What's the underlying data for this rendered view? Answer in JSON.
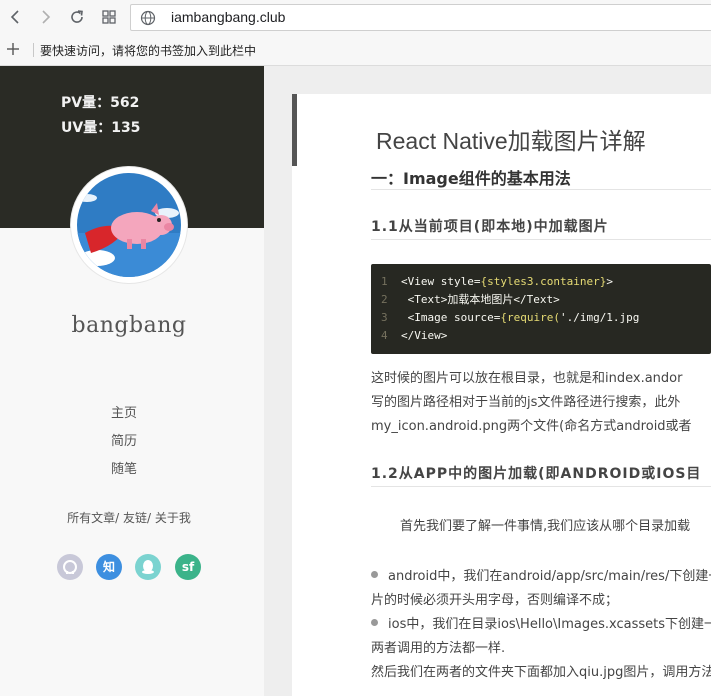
{
  "browser": {
    "url": "iambangbang.club",
    "bookmarks_hint": "要快速访问，请将您的书签加入到此栏中"
  },
  "sidebar": {
    "stats": {
      "pv": "PV量：562",
      "uv": "UV量：135"
    },
    "blog_name": "bangbang",
    "menu": [
      "主页",
      "简历",
      "随笔"
    ],
    "links": "所有文章/ 友链/ 关于我",
    "social": [
      {
        "name": "github",
        "label": "",
        "color": "#c8c8d8"
      },
      {
        "name": "zhihu",
        "label": "知",
        "color": "#3d8fe0"
      },
      {
        "name": "qq",
        "label": "",
        "color": "#7bd3d0"
      },
      {
        "name": "segmentfault",
        "label": "sf",
        "color": "#3bb38a"
      }
    ]
  },
  "article": {
    "title": "React Native加载图片详解",
    "h2": "一：Image组件的基本用法",
    "h3_1": "1.1从当前项目(即本地)中加载图片",
    "code": [
      {
        "num": "1",
        "parts": [
          [
            "t",
            "<View style="
          ],
          [
            "a",
            "{styles3.container}"
          ],
          [
            "t",
            ">"
          ]
        ]
      },
      {
        "num": "2",
        "parts": [
          [
            "t",
            "        <Text>加载本地图片</Text>"
          ]
        ]
      },
      {
        "num": "3",
        "parts": [
          [
            "t",
            "        <Image source="
          ],
          [
            "a",
            "{require("
          ],
          [
            "t",
            "'./img/1.jpg"
          ]
        ]
      },
      {
        "num": "4",
        "parts": [
          [
            "t",
            "</View>"
          ]
        ]
      }
    ],
    "p1": [
      "这时候的图片可以放在根目录，也就是和index.andor",
      "写的图片路径相对于当前的js文件路径进行搜索，此外",
      "my_icon.android.png两个文件(命名方式android或者"
    ],
    "h3_2": "1.2从APP中的图片加载(即ANDROID或IOS目",
    "p2": "首先我们要了解一件事情,我们应该从哪个目录加载",
    "bullet1": [
      "android中，我们在android/app/src/main/res/下创建一",
      "片的时候必须开头用字母，否则编译不成；"
    ],
    "bullet2": [
      "ios中，我们在目录ios\\Hello\\Images.xcassets下创建一个",
      "两者调用的方法都一样."
    ],
    "p3": "然后我们在两者的文件夹下面都加入qiu.jpg图片，调用方法为"
  }
}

[INSTRUCTIONS FOR THE TASK]: Could you reproduce every record above exactly, leaving out the pictures?

[SOLUTION]:
What's the underlying data for this rendered view? Answer in JSON.
{
  "browser": {
    "url": "iambangbang.club",
    "bookmarks_hint": "要快速访问，请将您的书签加入到此栏中"
  },
  "sidebar": {
    "stats": {
      "pv": "PV量：562",
      "uv": "UV量：135"
    },
    "blog_name": "bangbang",
    "menu": [
      "主页",
      "简历",
      "随笔"
    ],
    "links": "所有文章/ 友链/ 关于我",
    "social": [
      {
        "name": "github",
        "label": "",
        "color": "#c8c8d8"
      },
      {
        "name": "zhihu",
        "label": "知",
        "color": "#3d8fe0"
      },
      {
        "name": "qq",
        "label": "",
        "color": "#7bd3d0"
      },
      {
        "name": "segmentfault",
        "label": "sf",
        "color": "#3bb38a"
      }
    ]
  },
  "article": {
    "title": "React Native加载图片详解",
    "h2": "一：Image组件的基本用法",
    "h3_1": "1.1从当前项目(即本地)中加载图片",
    "code": [
      {
        "num": "1",
        "parts": [
          [
            "t",
            "<View style="
          ],
          [
            "a",
            "{styles3.container}"
          ],
          [
            "t",
            ">"
          ]
        ]
      },
      {
        "num": "2",
        "parts": [
          [
            "t",
            "        <Text>加载本地图片</Text>"
          ]
        ]
      },
      {
        "num": "3",
        "parts": [
          [
            "t",
            "        <Image source="
          ],
          [
            "a",
            "{require("
          ],
          [
            "t",
            "'./img/1.jpg"
          ]
        ]
      },
      {
        "num": "4",
        "parts": [
          [
            "t",
            "</View>"
          ]
        ]
      }
    ],
    "p1": [
      "这时候的图片可以放在根目录，也就是和index.andor",
      "写的图片路径相对于当前的js文件路径进行搜索，此外",
      "my_icon.android.png两个文件(命名方式android或者"
    ],
    "h3_2": "1.2从APP中的图片加载(即ANDROID或IOS目",
    "p2": "首先我们要了解一件事情,我们应该从哪个目录加载",
    "bullet1": [
      "android中，我们在android/app/src/main/res/下创建一",
      "片的时候必须开头用字母，否则编译不成；"
    ],
    "bullet2": [
      "ios中，我们在目录ios\\Hello\\Images.xcassets下创建一个",
      "两者调用的方法都一样."
    ],
    "p3": "然后我们在两者的文件夹下面都加入qiu.jpg图片，调用方法为"
  }
}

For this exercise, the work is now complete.